■ **Challenge**:
Extract each line of the data and write it out again exactly.

■ **Dataset excerpts**:
·····
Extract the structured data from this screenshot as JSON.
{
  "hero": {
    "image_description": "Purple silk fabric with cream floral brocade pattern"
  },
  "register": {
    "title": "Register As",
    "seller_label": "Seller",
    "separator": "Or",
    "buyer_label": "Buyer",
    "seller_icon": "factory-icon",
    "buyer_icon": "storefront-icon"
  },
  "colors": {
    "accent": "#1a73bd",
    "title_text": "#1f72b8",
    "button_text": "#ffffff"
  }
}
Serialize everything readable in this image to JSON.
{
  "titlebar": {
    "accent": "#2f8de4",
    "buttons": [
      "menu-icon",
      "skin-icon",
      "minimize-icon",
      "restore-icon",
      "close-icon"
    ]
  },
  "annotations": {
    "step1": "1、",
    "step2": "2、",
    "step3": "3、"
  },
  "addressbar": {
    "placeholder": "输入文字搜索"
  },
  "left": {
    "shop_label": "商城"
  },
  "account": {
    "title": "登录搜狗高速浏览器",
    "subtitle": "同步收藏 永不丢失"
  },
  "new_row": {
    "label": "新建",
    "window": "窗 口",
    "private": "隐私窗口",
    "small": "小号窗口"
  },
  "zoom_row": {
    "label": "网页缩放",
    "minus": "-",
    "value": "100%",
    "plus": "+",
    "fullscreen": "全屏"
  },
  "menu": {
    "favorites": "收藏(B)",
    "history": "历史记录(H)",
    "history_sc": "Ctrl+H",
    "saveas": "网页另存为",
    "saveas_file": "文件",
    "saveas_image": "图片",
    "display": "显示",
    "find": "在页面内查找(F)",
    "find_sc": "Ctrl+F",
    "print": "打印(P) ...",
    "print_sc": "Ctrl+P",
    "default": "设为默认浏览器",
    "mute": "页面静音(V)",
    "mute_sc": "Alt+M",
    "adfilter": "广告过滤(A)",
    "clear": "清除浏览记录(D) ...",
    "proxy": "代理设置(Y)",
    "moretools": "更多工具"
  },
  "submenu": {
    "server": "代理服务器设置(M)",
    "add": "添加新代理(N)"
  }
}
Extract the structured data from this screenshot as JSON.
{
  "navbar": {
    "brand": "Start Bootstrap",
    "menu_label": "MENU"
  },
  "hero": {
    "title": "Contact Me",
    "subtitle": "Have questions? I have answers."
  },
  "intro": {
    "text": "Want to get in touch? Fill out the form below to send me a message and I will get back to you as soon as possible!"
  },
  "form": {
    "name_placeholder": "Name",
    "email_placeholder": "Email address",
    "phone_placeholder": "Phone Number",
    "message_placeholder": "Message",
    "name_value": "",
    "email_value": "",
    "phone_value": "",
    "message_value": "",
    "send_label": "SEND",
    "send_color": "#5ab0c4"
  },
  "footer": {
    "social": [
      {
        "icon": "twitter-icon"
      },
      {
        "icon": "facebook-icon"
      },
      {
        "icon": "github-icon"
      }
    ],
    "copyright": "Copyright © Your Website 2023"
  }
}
·····
■ **Written solution**:
Extract the structured data from this screenshot as JSON.
{
  "hero": {
    "image_description": "Purple silk fabric with cream floral brocade pattern"
  },
  "register": {
    "title": "Register As",
    "seller_label": "Seller",
    "separator": "Or",
    "buyer_label": "Buyer",
    "seller_icon": "factory-icon",
    "buyer_icon": "storefront-icon"
  },
  "colors": {
    "accent": "#1a73bd",
    "title_text": "#1f72b8",
    "button_text": "#ffffff"
  }
}
Serialize everything readable in this image to JSON.
{
  "titlebar": {
    "accent": "#2f8de4",
    "buttons": [
      "menu-icon",
      "skin-icon",
      "minimize-icon",
      "restore-icon",
      "close-icon"
    ]
  },
  "annotations": {
    "step1": "1、",
    "step2": "2、",
    "step3": "3、"
  },
  "addressbar": {
    "placeholder": "输入文字搜索"
  },
  "left": {
    "shop_label": "商城"
  },
  "account": {
    "title": "登录搜狗高速浏览器",
    "subtitle": "同步收藏 永不丢失"
  },
  "new_row": {
    "label": "新建",
    "window": "窗 口",
    "private": "隐私窗口",
    "small": "小号窗口"
  },
  "zoom_row": {
    "label": "网页缩放",
    "minus": "-",
    "value": "100%",
    "plus": "+",
    "fullscreen": "全屏"
  },
  "menu": {
    "favorites": "收藏(B)",
    "history": "历史记录(H)",
    "history_sc": "Ctrl+H",
    "saveas": "网页另存为",
    "saveas_file": "文件",
    "saveas_image": "图片",
    "display": "显示",
    "find": "在页面内查找(F)",
    "find_sc": "Ctrl+F",
    "print": "打印(P) ...",
    "print_sc": "Ctrl+P",
    "default": "设为默认浏览器",
    "mute": "页面静音(V)",
    "mute_sc": "Alt+M",
    "adfilter": "广告过滤(A)",
    "clear": "清除浏览记录(D) ...",
    "proxy": "代理设置(Y)",
    "moretools": "更多工具"
  },
  "submenu": {
    "server": "代理服务器设置(M)",
    "add": "添加新代理(N)"
  }
}
Extract the structured data from this screenshot as JSON.
{
  "navbar": {
    "brand": "Start Bootstrap",
    "menu_label": "MENU"
  },
  "hero": {
    "title": "Contact Me",
    "subtitle": "Have questions? I have answers."
  },
  "intro": {
    "text": "Want to get in touch? Fill out the form below to send me a message and I will get back to you as soon as possible!"
  },
  "form": {
    "name_placeholder": "Name",
    "email_placeholder": "Email address",
    "phone_placeholder": "Phone Number",
    "message_placeholder": "Message",
    "name_value": "",
    "email_value": "",
    "phone_value": "",
    "message_value": "",
    "send_label": "SEND",
    "send_color": "#5ab0c4"
  },
  "footer": {
    "social": [
      {
        "icon": "twitter-icon"
      },
      {
        "icon": "facebook-icon"
      },
      {
        "icon": "github-icon"
      }
    ],
    "copyright": "Copyright © Your Website 2023"
  }
}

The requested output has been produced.